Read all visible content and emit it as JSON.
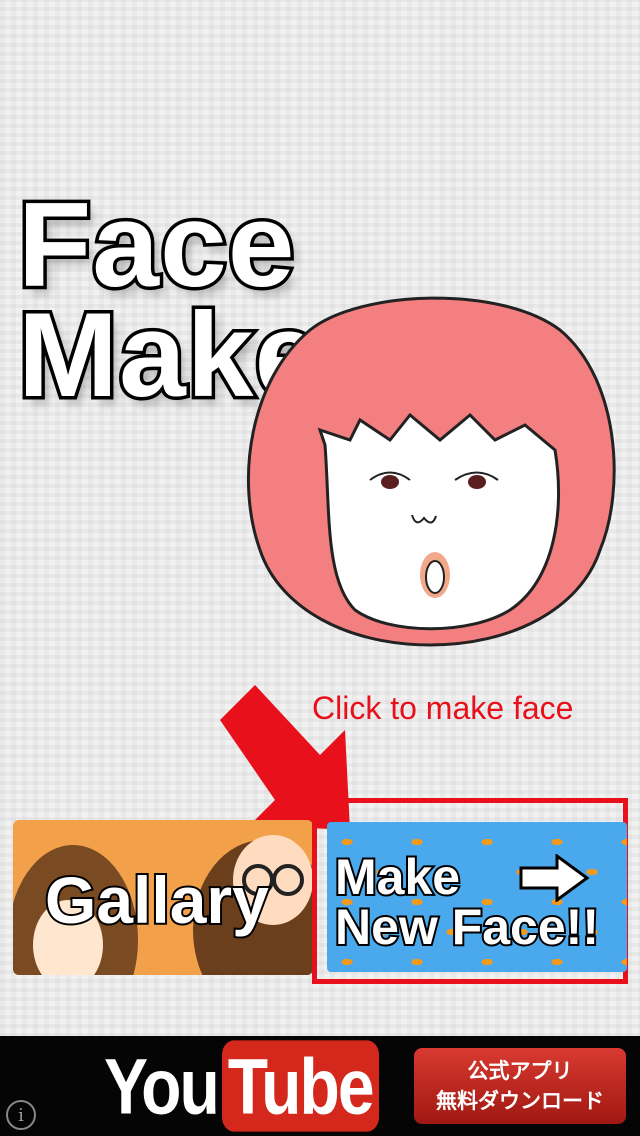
{
  "title": {
    "line1": "Face",
    "line2": "Maker :)"
  },
  "hint": "Click to make face",
  "buttons": {
    "gallery_label": "Gallary",
    "new_face_line1": "Make",
    "new_face_line2": "New Face!!"
  },
  "footer": {
    "youtube_you": "You",
    "youtube_tube": "Tube",
    "download_line1": "公式アプリ",
    "download_line2": "無料ダウンロード"
  },
  "info_icon": "i",
  "colors": {
    "accent_red": "#e8101a",
    "hair_pink": "#f47f80",
    "gallery_orange": "#f2a04a",
    "new_face_blue": "#4aa8ec",
    "youtube_red": "#d5281c"
  }
}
══════════════════════════════
▶ _What the task requires_
Transcribe the full listing character for character. Pictures are excluded.

▶ _Task result_
Read all visible content and emit it as JSON.
{
  "title": {
    "line1": "Face",
    "line2": "Maker :)"
  },
  "hint": "Click to make face",
  "buttons": {
    "gallery_label": "Gallary",
    "new_face_line1": "Make",
    "new_face_line2": "New Face!!"
  },
  "footer": {
    "youtube_you": "You",
    "youtube_tube": "Tube",
    "download_line1": "公式アプリ",
    "download_line2": "無料ダウンロード"
  },
  "info_icon": "i",
  "colors": {
    "accent_red": "#e8101a",
    "hair_pink": "#f47f80",
    "gallery_orange": "#f2a04a",
    "new_face_blue": "#4aa8ec",
    "youtube_red": "#d5281c"
  }
}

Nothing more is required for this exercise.